** Begin Input records **

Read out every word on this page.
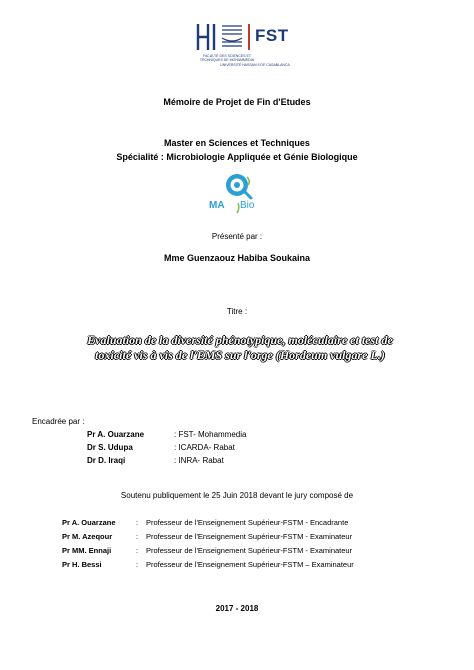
FST
FACULTÉ DES SCIENCES ET TECHNIQUES DE MOHAMMEDIA
UNIVERSITÉ HASSAN II DE CASABLANCA
Mémoire de Projet de Fin d'Etudes
Master en Sciences et Techniques
Spécialité : Microbiologie Appliquée et Génie Biologique
MA Bio
Présenté par :
Mme Guenzaouz Habiba Soukaina
Titre :
Evaluation de la diversité phénotypique, moléculaire et test de
toxicité vis à vis de l'EMS sur l'orge (Hordeum vulgare L.)
Encadrée par :
Pr A. Ouarzane	: FST- Mohammedia
Dr S. Udupa	: ICARDA- Rabat
Dr D. Iraqi	: INRA- Rabat
Soutenu publiquement le 25 Juin 2018 devant le jury composé de
Pr A. Ouarzane	: Professeur de l'Enseignement Supérieur-FSTM - Encadrante
Pr M. Azeqour	: Professeur de l'Enseignement Supérieur-FSTM - Examinateur
Pr MM. Ennaji	: Professeur de l'Enseignement Supérieur-FSTM - Examinateur
Pr H. Bessi	: Professeur de l'Enseignement Supérieur-FSTM – Examinateur
2017 - 2018
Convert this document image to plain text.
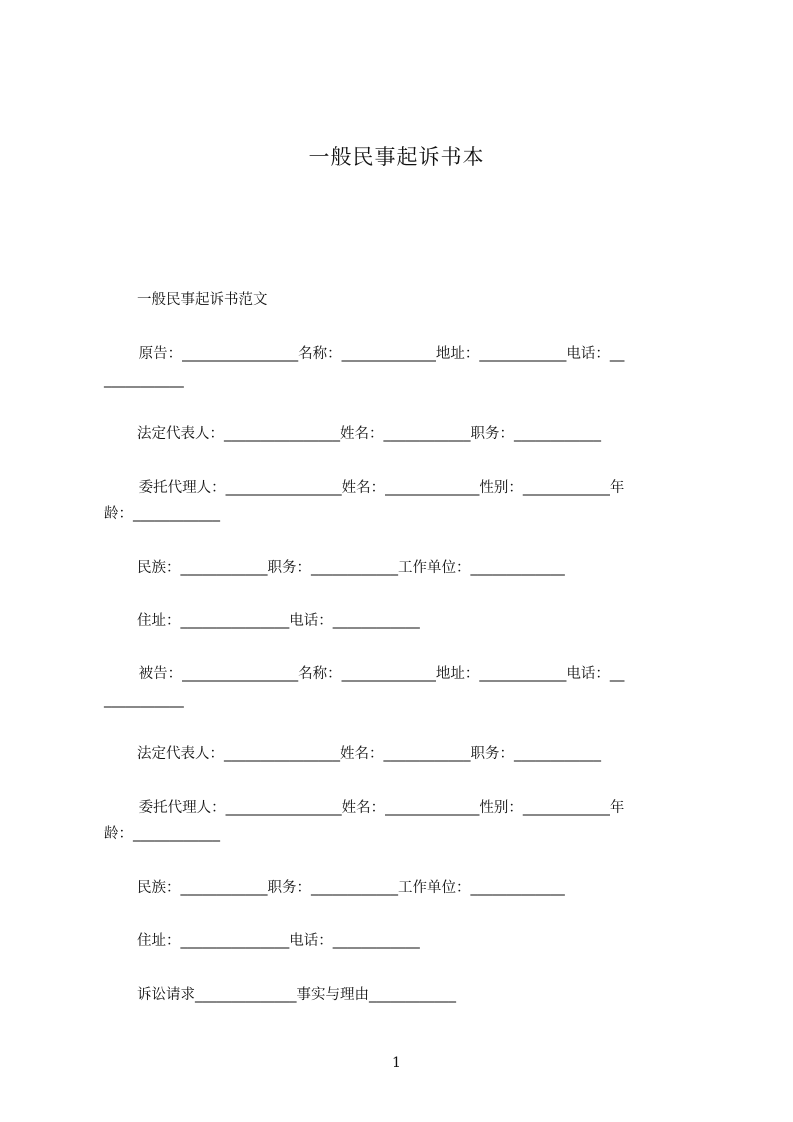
一般民事起诉书本

一般民事起诉书范文

原告：________________名称：_____________地址：____________电话：__

___________

法定代表人：________________姓名：____________职务：____________

委托代理人：________________姓名：_____________性别：____________年

龄：____________

民族：____________职务：____________工作单位：_____________

住址：_______________电话：____________

被告：________________名称：_____________地址：____________电话：__

___________

法定代表人：________________姓名：____________职务：____________

委托代理人：________________姓名：_____________性别：____________年

龄：____________

民族：____________职务：____________工作单位：_____________

住址：_______________电话：____________

诉讼请求______________事实与理由____________

1
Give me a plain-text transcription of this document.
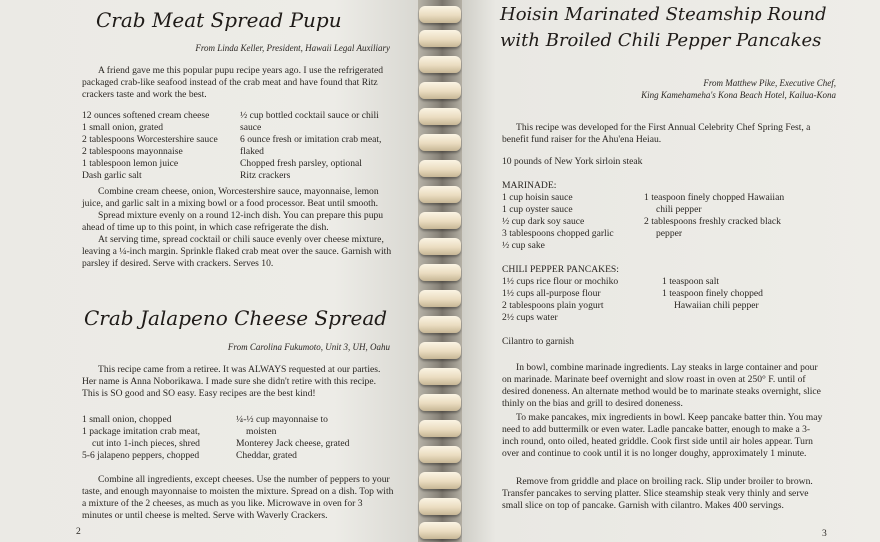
Crab Meat Spread Pupu

From Linda Keller, President, Hawaii Legal Auxiliary

A friend gave me this popular pupu recipe years ago. I use the refrigerated packaged crab-like seafood instead of the crab meat and have found that Ritz crackers taste and work the best.

12 ounces softened cream cheese
1 small onion, grated
2 tablespoons Worcestershire sauce
2 tablespoons mayonnaise
1 tablespoon lemon juice
Dash garlic salt
½ cup bottled cocktail sauce or chili sauce
6 ounce fresh or imitation crab meat, flaked
Chopped fresh parsley, optional
Ritz crackers

Combine cream cheese, onion, Worcestershire sauce, mayonnaise, lemon juice, and garlic salt in a mixing bowl or a food processor. Beat until smooth.

Spread mixture evenly on a round 12-inch dish. You can prepare this pupu ahead of time up to this point, in which case refrigerate the dish.

At serving time, spread cocktail or chili sauce evenly over cheese mixture, leaving a ¼-inch margin. Sprinkle flaked crab meat over the sauce. Garnish with parsley if desired. Serve with crackers. Serves 10.

Crab Jalapeno Cheese Spread

From Carolina Fukumoto, Unit 3, UH, Oahu

This recipe came from a retiree. It was ALWAYS requested at our parties. Her name is Anna Noborikawa. I made sure she didn't retire with this recipe. This is SO good and SO easy. Easy recipes are the best kind!

1 small onion, chopped
1 package imitation crab meat,
cut into 1-inch pieces, shred
5-6 jalapeno peppers, chopped
¼-½ cup mayonnaise to
moisten
Monterey Jack cheese, grated
Cheddar, grated

Combine all ingredients, except cheeses. Use the number of peppers to your taste, and enough mayonnaise to moisten the mixture. Spread on a dish. Top with a mixture of the 2 cheeses, as much as you like. Microwave in oven for 3 minutes or until cheese is melted. Serve with Waverly Crackers.

2

Hoisin Marinated Steamship Round
with Broiled Chili Pepper Pancakes

From Matthew Pike, Executive Chef,

King Kamehameha's Kona Beach Hotel, Kailua-Kona

This recipe was developed for the First Annual Celebrity Chef Spring Fest, a benefit fund raiser for the Ahu'ena Heiau.

10 pounds of New York sirloin steak

MARINADE:

1 cup hoisin sauce
1 cup oyster sauce
½ cup dark soy sauce
3 tablespoons chopped garlic
½ cup sake
1 teaspoon finely chopped Hawaiian
chili pepper
2 tablespoons freshly cracked black
pepper

CHILI PEPPER PANCAKES:

1½ cups rice flour or mochiko
1½ cups all-purpose flour
2 tablespoons plain yogurt
2½ cups water
1 teaspoon salt
1 teaspoon finely chopped
Hawaiian chili pepper

Cilantro to garnish

In bowl, combine marinade ingredients. Lay steaks in large container and pour on marinade. Marinate beef overnight and slow roast in oven at 250° F. until of desired doneness. An alternate method would be to marinate steaks overnight, slice thinly on the bias and grill to desired doneness.

To make pancakes, mix ingredients in bowl. Keep pancake batter thin. You may need to add buttermilk or even water. Ladle pancake batter, enough to make a 3-inch round, onto oiled, heated griddle. Cook first side until air holes appear. Turn over and continue to cook until it is no longer doughy, approximately 1 minute.

Remove from griddle and place on broiling rack. Slip under broiler to brown. Transfer pancakes to serving platter. Slice steamship steak very thinly and serve small slice on top of pancake. Garnish with cilantro. Makes 400 servings.

3
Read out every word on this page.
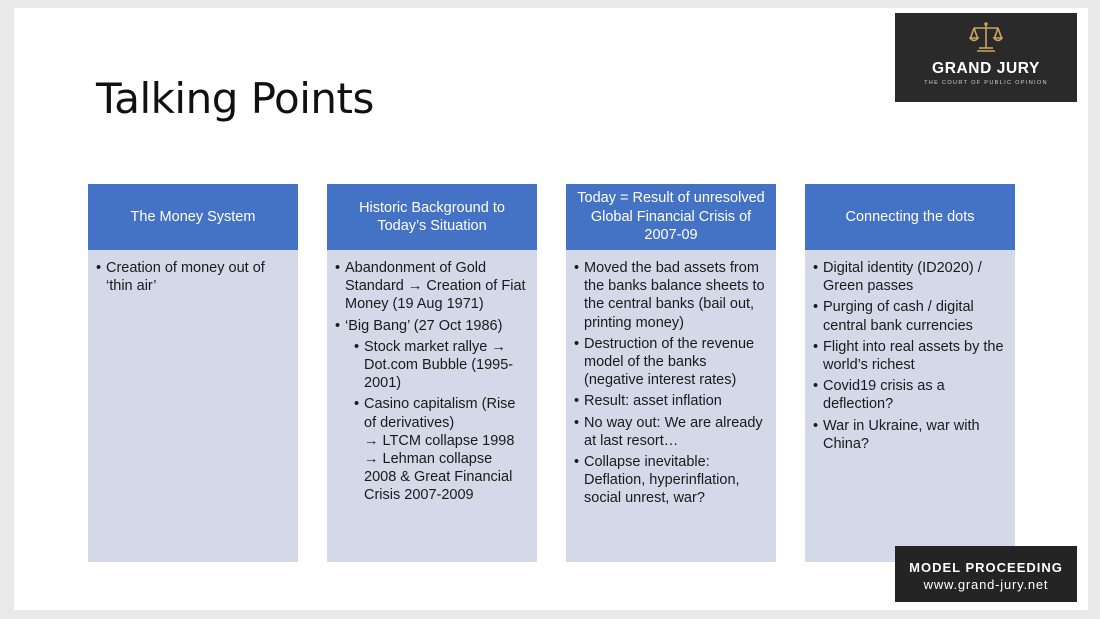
Talking Points
The Money System
• Creation of money out of ‘thin air’
Historic Background to Today’s Situation
• Abandonment of Gold Standard → Creation of Fiat Money (19 Aug 1971)
• ‘Big Bang’ (27 Oct 1986)
• Stock market rallye → Dot.com Bubble (1995-2001)
• Casino capitalism (Rise of derivatives)
→ LTCM collapse 1998
→ Lehman collapse 2008 & Great Financial Crisis 2007-2009
Today = Result of unresolved Global Financial Crisis of 2007-09
• Moved the bad assets from the banks balance sheets to the central banks (bail out, printing money)
• Destruction of the revenue model of the banks (negative interest rates)
• Result: asset inflation
• No way out: We are already at last resort…
• Collapse inevitable: Deflation, hyperinflation, social unrest, war?
Connecting the dots
• Digital identity (ID2020) / Green passes
• Purging of cash / digital central bank currencies
• Flight into real assets by the world’s richest
• Covid19 crisis as a deflection?
• War in Ukraine, war with China?
GRAND JURY
THE COURT OF PUBLIC OPINION
MODEL PROCEEDING
www.grand-jury.net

** End Input records **

- _Aim of the task_
Give all the lines above again, character for character, without pictures.

- _Final result_
Read out every word on this page.
FST
FACULTÉ DES SCIENCES ET TECHNIQUES DE MOHAMMEDIA
UNIVERSITÉ HASSAN II DE CASABLANCA
Mémoire de Projet de Fin d'Etudes
Master en Sciences et Techniques
Spécialité : Microbiologie Appliquée et Génie Biologique
MA Bio
Présenté par :
Mme Guenzaouz Habiba Soukaina
Titre :
Evaluation de la diversité phénotypique, moléculaire et test de
toxicité vis à vis de l'EMS sur l'orge (Hordeum vulgare L.)
Encadrée par :
Pr A. Ouarzane	: FST- Mohammedia
Dr S. Udupa	: ICARDA- Rabat
Dr D. Iraqi	: INRA- Rabat
Soutenu publiquement le 25 Juin 2018 devant le jury composé de
Pr A. Ouarzane	: Professeur de l'Enseignement Supérieur-FSTM - Encadrante
Pr M. Azeqour	: Professeur de l'Enseignement Supérieur-FSTM - Examinateur
Pr MM. Ennaji	: Professeur de l'Enseignement Supérieur-FSTM - Examinateur
Pr H. Bessi	: Professeur de l'Enseignement Supérieur-FSTM – Examinateur
2017 - 2018
Convert this document image to plain text.
一般民事起诉书本

一般民事起诉书范文

原告：________________名称：_____________地址：____________电话：__

___________

法定代表人：________________姓名：____________职务：____________

委托代理人：________________姓名：_____________性别：____________年

龄：____________

民族：____________职务：____________工作单位：_____________

住址：_______________电话：____________

被告：________________名称：_____________地址：____________电话：__

___________

法定代表人：________________姓名：____________职务：____________

委托代理人：________________姓名：_____________性别：____________年

龄：____________

民族：____________职务：____________工作单位：_____________

住址：_______________电话：____________

诉讼请求______________事实与理由____________

1
Give me a plain-text transcription of this document.
Crab Meat Spread Pupu

From Linda Keller, President, Hawaii Legal Auxiliary

A friend gave me this popular pupu recipe years ago. I use the refrigerated packaged crab-like seafood instead of the crab meat and have found that Ritz crackers taste and work the best.

12 ounces softened cream cheese
1 small onion, grated
2 tablespoons Worcestershire sauce
2 tablespoons mayonnaise
1 tablespoon lemon juice
Dash garlic salt
½ cup bottled cocktail sauce or chili sauce
6 ounce fresh or imitation crab meat, flaked
Chopped fresh parsley, optional
Ritz crackers

Combine cream cheese, onion, Worcestershire sauce, mayonnaise, lemon juice, and garlic salt in a mixing bowl or a food processor. Beat until smooth.

Spread mixture evenly on a round 12-inch dish. You can prepare this pupu ahead of time up to this point, in which case refrigerate the dish.

At serving time, spread cocktail or chili sauce evenly over cheese mixture, leaving a ¼-inch margin. Sprinkle flaked crab meat over the sauce. Garnish with parsley if desired. Serve with crackers. Serves 10.

Crab Jalapeno Cheese Spread

From Carolina Fukumoto, Unit 3, UH, Oahu

This recipe came from a retiree. It was ALWAYS requested at our parties. Her name is Anna Noborikawa. I made sure she didn't retire with this recipe. This is SO good and SO easy. Easy recipes are the best kind!

1 small onion, chopped
1 package imitation crab meat,
cut into 1-inch pieces, shred
5-6 jalapeno peppers, chopped
¼-½ cup mayonnaise to
moisten
Monterey Jack cheese, grated
Cheddar, grated

Combine all ingredients, except cheeses. Use the number of peppers to your taste, and enough mayonnaise to moisten the mixture. Spread on a dish. Top with a mixture of the 2 cheeses, as much as you like. Microwave in oven for 3 minutes or until cheese is melted. Serve with Waverly Crackers.

2

Hoisin Marinated Steamship Round
with Broiled Chili Pepper Pancakes

From Matthew Pike, Executive Chef,

King Kamehameha's Kona Beach Hotel, Kailua-Kona

This recipe was developed for the First Annual Celebrity Chef Spring Fest, a benefit fund raiser for the Ahu'ena Heiau.

10 pounds of New York sirloin steak

MARINADE:

1 cup hoisin sauce
1 cup oyster sauce
½ cup dark soy sauce
3 tablespoons chopped garlic
½ cup sake
1 teaspoon finely chopped Hawaiian
chili pepper
2 tablespoons freshly cracked black
pepper

CHILI PEPPER PANCAKES:

1½ cups rice flour or mochiko
1½ cups all-purpose flour
2 tablespoons plain yogurt
2½ cups water
1 teaspoon salt
1 teaspoon finely chopped
Hawaiian chili pepper

Cilantro to garnish

In bowl, combine marinade ingredients. Lay steaks in large container and pour on marinade. Marinate beef overnight and slow roast in oven at 250° F. until of desired doneness. An alternate method would be to marinate steaks overnight, slice thinly on the bias and grill to desired doneness.

To make pancakes, mix ingredients in bowl. Keep pancake batter thin. You may need to add buttermilk or even water. Ladle pancake batter, enough to make a 3-inch round, onto oiled, heated griddle. Cook first side until air holes appear. Turn over and continue to cook until it is no longer doughy, approximately 1 minute.

Remove from griddle and place on broiling rack. Slip under broiler to brown. Transfer pancakes to serving platter. Slice steamship steak very thinly and serve small slice on top of pancake. Garnish with cilantro. Makes 400 servings.

3
Read out every word on this page.
Talking Points
The Money System
• Creation of money out of ‘thin air’
Historic Background to Today’s Situation
• Abandonment of Gold Standard → Creation of Fiat Money (19 Aug 1971)
• ‘Big Bang’ (27 Oct 1986)
• Stock market rallye → Dot.com Bubble (1995-2001)
• Casino capitalism (Rise of derivatives)
→ LTCM collapse 1998
→ Lehman collapse 2008 & Great Financial Crisis 2007-2009
Today = Result of unresolved Global Financial Crisis of 2007-09
• Moved the bad assets from the banks balance sheets to the central banks (bail out, printing money)
• Destruction of the revenue model of the banks (negative interest rates)
• Result: asset inflation
• No way out: We are already at last resort…
• Collapse inevitable: Deflation, hyperinflation, social unrest, war?
Connecting the dots
• Digital identity (ID2020) / Green passes
• Purging of cash / digital central bank currencies
• Flight into real assets by the world’s richest
• Covid19 crisis as a deflection?
• War in Ukraine, war with China?
GRAND JURY
THE COURT OF PUBLIC OPINION
MODEL PROCEEDING
www.grand-jury.net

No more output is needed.